Begin Stored records

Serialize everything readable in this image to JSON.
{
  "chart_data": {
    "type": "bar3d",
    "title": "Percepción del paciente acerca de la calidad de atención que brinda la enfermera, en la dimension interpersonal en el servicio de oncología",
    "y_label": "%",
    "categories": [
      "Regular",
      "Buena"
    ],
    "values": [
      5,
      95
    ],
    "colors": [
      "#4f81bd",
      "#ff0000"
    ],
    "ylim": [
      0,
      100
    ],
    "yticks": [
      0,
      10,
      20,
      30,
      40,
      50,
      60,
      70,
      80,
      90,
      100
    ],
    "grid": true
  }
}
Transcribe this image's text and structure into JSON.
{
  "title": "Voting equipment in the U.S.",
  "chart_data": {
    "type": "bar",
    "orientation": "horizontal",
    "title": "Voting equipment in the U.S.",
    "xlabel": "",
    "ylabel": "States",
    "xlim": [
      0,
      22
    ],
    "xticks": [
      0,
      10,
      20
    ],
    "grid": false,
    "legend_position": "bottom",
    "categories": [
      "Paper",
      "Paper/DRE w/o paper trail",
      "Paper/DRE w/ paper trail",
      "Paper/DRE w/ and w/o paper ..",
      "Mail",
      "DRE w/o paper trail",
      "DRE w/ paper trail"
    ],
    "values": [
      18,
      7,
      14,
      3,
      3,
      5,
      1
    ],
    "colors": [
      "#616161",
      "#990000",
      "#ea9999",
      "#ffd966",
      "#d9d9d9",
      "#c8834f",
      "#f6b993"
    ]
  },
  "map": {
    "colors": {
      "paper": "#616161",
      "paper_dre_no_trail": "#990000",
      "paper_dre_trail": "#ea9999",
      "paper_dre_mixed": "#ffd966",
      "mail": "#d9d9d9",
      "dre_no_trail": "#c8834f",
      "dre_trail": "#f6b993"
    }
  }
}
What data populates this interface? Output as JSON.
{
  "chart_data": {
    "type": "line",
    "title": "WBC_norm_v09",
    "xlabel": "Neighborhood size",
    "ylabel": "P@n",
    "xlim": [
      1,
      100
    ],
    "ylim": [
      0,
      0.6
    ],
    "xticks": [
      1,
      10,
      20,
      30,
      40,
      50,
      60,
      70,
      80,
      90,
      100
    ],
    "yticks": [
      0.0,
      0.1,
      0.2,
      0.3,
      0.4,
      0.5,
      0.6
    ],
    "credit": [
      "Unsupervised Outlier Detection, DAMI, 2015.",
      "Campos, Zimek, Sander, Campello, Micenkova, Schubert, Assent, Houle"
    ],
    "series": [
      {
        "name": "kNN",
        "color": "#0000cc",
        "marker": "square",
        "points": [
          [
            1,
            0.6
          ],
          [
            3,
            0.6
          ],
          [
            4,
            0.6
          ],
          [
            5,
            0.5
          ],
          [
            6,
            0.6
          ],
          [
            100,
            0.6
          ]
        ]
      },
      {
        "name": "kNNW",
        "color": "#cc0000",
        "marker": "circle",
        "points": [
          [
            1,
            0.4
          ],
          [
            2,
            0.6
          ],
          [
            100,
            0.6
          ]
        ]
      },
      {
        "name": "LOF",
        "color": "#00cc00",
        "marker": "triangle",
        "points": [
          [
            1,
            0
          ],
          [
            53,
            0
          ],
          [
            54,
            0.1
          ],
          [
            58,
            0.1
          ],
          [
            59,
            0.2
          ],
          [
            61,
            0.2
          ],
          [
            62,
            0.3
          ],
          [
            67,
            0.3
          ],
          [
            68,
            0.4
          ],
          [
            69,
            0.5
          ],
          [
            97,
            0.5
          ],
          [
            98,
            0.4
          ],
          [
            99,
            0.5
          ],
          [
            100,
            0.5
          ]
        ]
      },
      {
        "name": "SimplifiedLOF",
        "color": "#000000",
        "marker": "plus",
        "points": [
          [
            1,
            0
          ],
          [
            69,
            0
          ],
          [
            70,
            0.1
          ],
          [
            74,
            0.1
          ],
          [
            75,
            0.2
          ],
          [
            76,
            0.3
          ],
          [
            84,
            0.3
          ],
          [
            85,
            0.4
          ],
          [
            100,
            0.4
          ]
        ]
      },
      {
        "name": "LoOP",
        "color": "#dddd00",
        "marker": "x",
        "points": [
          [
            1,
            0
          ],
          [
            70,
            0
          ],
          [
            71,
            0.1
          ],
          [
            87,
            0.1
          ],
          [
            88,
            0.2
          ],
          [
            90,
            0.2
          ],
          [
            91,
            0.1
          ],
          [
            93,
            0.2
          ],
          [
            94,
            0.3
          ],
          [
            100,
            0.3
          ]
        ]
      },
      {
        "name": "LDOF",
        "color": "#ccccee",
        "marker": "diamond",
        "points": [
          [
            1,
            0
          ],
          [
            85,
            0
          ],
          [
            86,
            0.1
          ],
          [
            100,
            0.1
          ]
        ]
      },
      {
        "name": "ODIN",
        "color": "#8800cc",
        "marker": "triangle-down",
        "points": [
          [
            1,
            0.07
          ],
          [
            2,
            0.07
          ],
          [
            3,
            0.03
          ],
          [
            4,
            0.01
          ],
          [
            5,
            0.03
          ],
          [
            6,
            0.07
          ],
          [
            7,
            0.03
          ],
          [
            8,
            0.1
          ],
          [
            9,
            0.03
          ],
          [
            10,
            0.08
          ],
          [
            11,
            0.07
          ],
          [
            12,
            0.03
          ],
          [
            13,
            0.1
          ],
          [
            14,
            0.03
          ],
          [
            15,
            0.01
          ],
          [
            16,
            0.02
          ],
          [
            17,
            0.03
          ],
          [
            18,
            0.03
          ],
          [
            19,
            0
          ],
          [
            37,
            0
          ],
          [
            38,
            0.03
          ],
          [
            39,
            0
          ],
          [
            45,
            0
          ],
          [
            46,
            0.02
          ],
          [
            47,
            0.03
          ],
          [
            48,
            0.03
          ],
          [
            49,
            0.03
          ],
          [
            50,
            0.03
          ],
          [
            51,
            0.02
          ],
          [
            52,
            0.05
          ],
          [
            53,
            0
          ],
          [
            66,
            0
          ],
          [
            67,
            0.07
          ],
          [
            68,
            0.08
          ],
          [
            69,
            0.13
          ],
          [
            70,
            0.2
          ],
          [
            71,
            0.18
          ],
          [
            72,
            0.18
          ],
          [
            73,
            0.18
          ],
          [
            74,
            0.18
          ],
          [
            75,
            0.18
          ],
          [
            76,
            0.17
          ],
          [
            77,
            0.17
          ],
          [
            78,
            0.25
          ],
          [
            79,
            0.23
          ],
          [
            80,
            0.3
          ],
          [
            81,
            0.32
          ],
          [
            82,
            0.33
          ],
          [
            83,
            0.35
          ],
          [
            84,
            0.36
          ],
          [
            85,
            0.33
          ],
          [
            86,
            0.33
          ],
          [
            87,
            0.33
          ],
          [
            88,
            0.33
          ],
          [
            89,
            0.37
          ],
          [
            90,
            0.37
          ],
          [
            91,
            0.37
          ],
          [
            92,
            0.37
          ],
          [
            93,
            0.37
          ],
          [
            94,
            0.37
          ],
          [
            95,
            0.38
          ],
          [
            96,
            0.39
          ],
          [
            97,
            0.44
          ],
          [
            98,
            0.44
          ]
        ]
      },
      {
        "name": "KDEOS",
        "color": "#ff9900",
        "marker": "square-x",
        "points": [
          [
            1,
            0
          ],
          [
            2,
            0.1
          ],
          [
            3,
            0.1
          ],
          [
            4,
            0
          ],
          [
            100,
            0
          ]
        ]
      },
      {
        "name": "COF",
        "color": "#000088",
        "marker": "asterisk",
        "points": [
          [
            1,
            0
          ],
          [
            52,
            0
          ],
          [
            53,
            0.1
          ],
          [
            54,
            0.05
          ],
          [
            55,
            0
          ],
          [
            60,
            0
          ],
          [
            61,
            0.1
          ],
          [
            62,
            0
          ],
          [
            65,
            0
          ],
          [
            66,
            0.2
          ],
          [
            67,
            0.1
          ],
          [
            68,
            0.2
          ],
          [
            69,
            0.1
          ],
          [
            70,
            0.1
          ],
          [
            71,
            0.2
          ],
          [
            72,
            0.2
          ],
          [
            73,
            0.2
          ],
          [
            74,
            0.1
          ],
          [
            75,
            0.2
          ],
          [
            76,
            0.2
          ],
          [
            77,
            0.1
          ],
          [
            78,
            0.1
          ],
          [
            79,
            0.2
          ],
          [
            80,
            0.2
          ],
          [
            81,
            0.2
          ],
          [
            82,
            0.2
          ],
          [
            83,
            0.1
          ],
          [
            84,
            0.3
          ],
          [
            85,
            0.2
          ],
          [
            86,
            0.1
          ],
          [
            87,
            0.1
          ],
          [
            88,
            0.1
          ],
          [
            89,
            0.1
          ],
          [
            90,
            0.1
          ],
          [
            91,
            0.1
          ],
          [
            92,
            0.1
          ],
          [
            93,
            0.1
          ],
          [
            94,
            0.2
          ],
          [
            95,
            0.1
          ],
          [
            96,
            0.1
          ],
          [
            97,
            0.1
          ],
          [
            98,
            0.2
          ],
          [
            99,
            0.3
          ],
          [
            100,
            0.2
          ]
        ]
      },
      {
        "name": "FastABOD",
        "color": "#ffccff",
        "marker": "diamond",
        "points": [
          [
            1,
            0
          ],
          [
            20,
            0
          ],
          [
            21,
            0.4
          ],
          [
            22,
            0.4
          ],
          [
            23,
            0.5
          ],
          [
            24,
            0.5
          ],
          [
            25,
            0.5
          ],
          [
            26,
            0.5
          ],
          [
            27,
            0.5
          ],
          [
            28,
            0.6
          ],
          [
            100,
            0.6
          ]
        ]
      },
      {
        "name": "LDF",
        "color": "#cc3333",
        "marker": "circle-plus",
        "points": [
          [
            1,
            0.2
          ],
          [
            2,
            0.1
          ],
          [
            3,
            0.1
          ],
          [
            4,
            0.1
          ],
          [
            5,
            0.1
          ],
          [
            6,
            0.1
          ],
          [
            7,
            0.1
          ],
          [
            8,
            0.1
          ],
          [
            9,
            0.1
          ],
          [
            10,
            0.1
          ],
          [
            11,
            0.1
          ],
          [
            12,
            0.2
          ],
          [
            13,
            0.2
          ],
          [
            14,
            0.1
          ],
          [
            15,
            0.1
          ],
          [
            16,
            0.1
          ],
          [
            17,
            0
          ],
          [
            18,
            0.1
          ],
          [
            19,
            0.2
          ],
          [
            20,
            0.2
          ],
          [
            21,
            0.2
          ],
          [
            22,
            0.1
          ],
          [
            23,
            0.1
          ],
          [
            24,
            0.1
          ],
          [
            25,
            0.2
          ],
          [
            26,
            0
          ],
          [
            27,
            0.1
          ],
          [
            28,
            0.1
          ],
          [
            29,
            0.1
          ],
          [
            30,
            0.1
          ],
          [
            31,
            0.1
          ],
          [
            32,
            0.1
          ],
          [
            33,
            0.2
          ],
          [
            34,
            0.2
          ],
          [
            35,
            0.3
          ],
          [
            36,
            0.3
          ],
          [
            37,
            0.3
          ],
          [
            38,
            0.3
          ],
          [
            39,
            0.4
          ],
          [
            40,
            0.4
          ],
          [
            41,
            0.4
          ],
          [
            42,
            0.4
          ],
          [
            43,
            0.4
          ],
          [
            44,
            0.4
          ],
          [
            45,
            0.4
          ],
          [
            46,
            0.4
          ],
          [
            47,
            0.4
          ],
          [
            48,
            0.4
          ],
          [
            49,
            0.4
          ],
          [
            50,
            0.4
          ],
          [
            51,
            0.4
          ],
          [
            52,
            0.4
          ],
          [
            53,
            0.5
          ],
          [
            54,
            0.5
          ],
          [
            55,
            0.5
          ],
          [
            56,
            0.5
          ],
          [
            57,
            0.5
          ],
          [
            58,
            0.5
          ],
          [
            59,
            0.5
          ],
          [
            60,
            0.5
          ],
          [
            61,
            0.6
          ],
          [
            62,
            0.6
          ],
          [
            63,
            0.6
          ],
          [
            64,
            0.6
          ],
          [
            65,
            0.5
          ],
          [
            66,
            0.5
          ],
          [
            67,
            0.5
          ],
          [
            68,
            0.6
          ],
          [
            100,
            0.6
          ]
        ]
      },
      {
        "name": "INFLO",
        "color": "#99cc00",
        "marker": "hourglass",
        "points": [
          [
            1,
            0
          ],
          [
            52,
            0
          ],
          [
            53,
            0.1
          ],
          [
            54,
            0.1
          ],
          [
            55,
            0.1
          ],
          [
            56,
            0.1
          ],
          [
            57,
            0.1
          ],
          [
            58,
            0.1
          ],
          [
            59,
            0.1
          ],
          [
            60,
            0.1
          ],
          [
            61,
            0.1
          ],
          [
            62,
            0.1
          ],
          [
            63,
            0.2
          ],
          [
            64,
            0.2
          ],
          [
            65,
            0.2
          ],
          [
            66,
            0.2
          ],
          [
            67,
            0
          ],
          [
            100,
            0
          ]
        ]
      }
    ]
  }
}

End Stored records

#### Your instructions:
Look through the data and show every line containing "this".

#### Complete response:
Serialize everything readable in this image to JSON.
Transcribe this image's text and structure into JSON.
What data populates this interface? Output as JSON.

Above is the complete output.